Output every entry exactly as given.

* Begin SUPPLIED INFORMATION *

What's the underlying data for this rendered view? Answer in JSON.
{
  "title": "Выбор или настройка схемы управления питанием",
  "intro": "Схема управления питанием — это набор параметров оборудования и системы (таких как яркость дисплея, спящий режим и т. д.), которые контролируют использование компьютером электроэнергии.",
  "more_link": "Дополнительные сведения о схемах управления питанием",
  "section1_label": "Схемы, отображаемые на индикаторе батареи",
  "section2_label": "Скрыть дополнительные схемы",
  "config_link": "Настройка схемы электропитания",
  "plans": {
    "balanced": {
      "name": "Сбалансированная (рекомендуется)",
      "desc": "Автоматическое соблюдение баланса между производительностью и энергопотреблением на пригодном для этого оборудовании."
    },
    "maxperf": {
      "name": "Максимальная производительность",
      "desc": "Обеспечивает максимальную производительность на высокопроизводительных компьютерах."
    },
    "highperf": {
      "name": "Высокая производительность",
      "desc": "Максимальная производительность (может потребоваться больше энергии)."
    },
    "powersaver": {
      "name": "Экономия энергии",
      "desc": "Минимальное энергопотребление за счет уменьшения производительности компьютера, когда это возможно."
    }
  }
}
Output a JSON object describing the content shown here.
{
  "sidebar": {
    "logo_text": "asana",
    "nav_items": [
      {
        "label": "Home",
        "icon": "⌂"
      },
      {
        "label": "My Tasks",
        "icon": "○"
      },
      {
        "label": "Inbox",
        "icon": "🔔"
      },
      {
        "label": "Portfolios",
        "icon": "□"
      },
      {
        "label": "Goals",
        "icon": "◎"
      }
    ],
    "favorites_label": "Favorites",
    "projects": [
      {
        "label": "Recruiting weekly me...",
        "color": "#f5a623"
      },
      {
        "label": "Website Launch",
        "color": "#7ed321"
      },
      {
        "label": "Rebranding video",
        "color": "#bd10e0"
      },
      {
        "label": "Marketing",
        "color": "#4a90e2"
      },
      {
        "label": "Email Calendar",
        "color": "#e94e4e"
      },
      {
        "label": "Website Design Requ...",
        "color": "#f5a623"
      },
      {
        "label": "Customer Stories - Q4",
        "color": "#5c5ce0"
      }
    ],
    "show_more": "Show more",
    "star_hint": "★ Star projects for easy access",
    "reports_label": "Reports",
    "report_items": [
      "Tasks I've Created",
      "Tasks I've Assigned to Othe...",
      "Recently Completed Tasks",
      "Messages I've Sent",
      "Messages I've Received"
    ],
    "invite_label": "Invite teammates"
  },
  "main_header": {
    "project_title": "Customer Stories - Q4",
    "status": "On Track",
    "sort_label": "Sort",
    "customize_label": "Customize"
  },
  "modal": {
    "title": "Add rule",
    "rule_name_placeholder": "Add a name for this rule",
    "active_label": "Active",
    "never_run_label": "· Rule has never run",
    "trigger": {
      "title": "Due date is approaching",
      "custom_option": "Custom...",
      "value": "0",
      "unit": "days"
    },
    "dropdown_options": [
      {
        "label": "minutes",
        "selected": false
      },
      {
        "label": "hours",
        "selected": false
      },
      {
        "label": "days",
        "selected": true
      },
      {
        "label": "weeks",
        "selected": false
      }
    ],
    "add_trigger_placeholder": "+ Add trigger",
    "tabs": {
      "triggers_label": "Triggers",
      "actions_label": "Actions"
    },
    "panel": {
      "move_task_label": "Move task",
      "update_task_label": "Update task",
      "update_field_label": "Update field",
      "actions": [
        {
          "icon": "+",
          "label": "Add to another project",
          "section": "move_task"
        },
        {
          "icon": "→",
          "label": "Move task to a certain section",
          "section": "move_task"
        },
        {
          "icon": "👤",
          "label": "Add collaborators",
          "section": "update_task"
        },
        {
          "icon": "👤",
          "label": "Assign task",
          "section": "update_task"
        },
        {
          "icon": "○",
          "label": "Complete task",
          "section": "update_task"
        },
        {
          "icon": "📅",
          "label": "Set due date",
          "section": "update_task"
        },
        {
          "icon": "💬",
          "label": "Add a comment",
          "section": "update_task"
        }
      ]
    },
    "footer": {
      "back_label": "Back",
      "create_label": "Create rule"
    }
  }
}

* End SUPPLIED INFORMATION *

▸ **EXERCISE RESPONSE**:
What's the underlying data for this rendered view? Answer in JSON.
{
  "title": "Выбор или настройка схемы управления питанием",
  "intro": "Схема управления питанием — это набор параметров оборудования и системы (таких как яркость дисплея, спящий режим и т. д.), которые контролируют использование компьютером электроэнергии.",
  "more_link": "Дополнительные сведения о схемах управления питанием",
  "section1_label": "Схемы, отображаемые на индикаторе батареи",
  "section2_label": "Скрыть дополнительные схемы",
  "config_link": "Настройка схемы электропитания",
  "plans": {
    "balanced": {
      "name": "Сбалансированная (рекомендуется)",
      "desc": "Автоматическое соблюдение баланса между производительностью и энергопотреблением на пригодном для этого оборудовании."
    },
    "maxperf": {
      "name": "Максимальная производительность",
      "desc": "Обеспечивает максимальную производительность на высокопроизводительных компьютерах."
    },
    "highperf": {
      "name": "Высокая производительность",
      "desc": "Максимальная производительность (может потребоваться больше энергии)."
    },
    "powersaver": {
      "name": "Экономия энергии",
      "desc": "Минимальное энергопотребление за счет уменьшения производительности компьютера, когда это возможно."
    }
  }
}
Output a JSON object describing the content shown here.
{
  "sidebar": {
    "logo_text": "asana",
    "nav_items": [
      {
        "label": "Home",
        "icon": "⌂"
      },
      {
        "label": "My Tasks",
        "icon": "○"
      },
      {
        "label": "Inbox",
        "icon": "🔔"
      },
      {
        "label": "Portfolios",
        "icon": "□"
      },
      {
        "label": "Goals",
        "icon": "◎"
      }
    ],
    "favorites_label": "Favorites",
    "projects": [
      {
        "label": "Recruiting weekly me...",
        "color": "#f5a623"
      },
      {
        "label": "Website Launch",
        "color": "#7ed321"
      },
      {
        "label": "Rebranding video",
        "color": "#bd10e0"
      },
      {
        "label": "Marketing",
        "color": "#4a90e2"
      },
      {
        "label": "Email Calendar",
        "color": "#e94e4e"
      },
      {
        "label": "Website Design Requ...",
        "color": "#f5a623"
      },
      {
        "label": "Customer Stories - Q4",
        "color": "#5c5ce0"
      }
    ],
    "show_more": "Show more",
    "star_hint": "★ Star projects for easy access",
    "reports_label": "Reports",
    "report_items": [
      "Tasks I've Created",
      "Tasks I've Assigned to Othe...",
      "Recently Completed Tasks",
      "Messages I've Sent",
      "Messages I've Received"
    ],
    "invite_label": "Invite teammates"
  },
  "main_header": {
    "project_title": "Customer Stories - Q4",
    "status": "On Track",
    "sort_label": "Sort",
    "customize_label": "Customize"
  },
  "modal": {
    "title": "Add rule",
    "rule_name_placeholder": "Add a name for this rule",
    "active_label": "Active",
    "never_run_label": "· Rule has never run",
    "trigger": {
      "title": "Due date is approaching",
      "custom_option": "Custom...",
      "value": "0",
      "unit": "days"
    },
    "dropdown_options": [
      {
        "label": "minutes",
        "selected": false
      },
      {
        "label": "hours",
        "selected": false
      },
      {
        "label": "days",
        "selected": true
      },
      {
        "label": "weeks",
        "selected": false
      }
    ],
    "add_trigger_placeholder": "+ Add trigger",
    "tabs": {
      "triggers_label": "Triggers",
      "actions_label": "Actions"
    },
    "panel": {
      "move_task_label": "Move task",
      "update_task_label": "Update task",
      "update_field_label": "Update field",
      "actions": [
        {
          "icon": "+",
          "label": "Add to another project",
          "section": "move_task"
        },
        {
          "icon": "→",
          "label": "Move task to a certain section",
          "section": "move_task"
        },
        {
          "icon": "👤",
          "label": "Add collaborators",
          "section": "update_task"
        },
        {
          "icon": "👤",
          "label": "Assign task",
          "section": "update_task"
        },
        {
          "icon": "○",
          "label": "Complete task",
          "section": "update_task"
        },
        {
          "icon": "📅",
          "label": "Set due date",
          "section": "update_task"
        },
        {
          "icon": "💬",
          "label": "Add a comment",
          "section": "update_task"
        }
      ]
    },
    "footer": {
      "back_label": "Back",
      "create_label": "Create rule"
    }
  }
}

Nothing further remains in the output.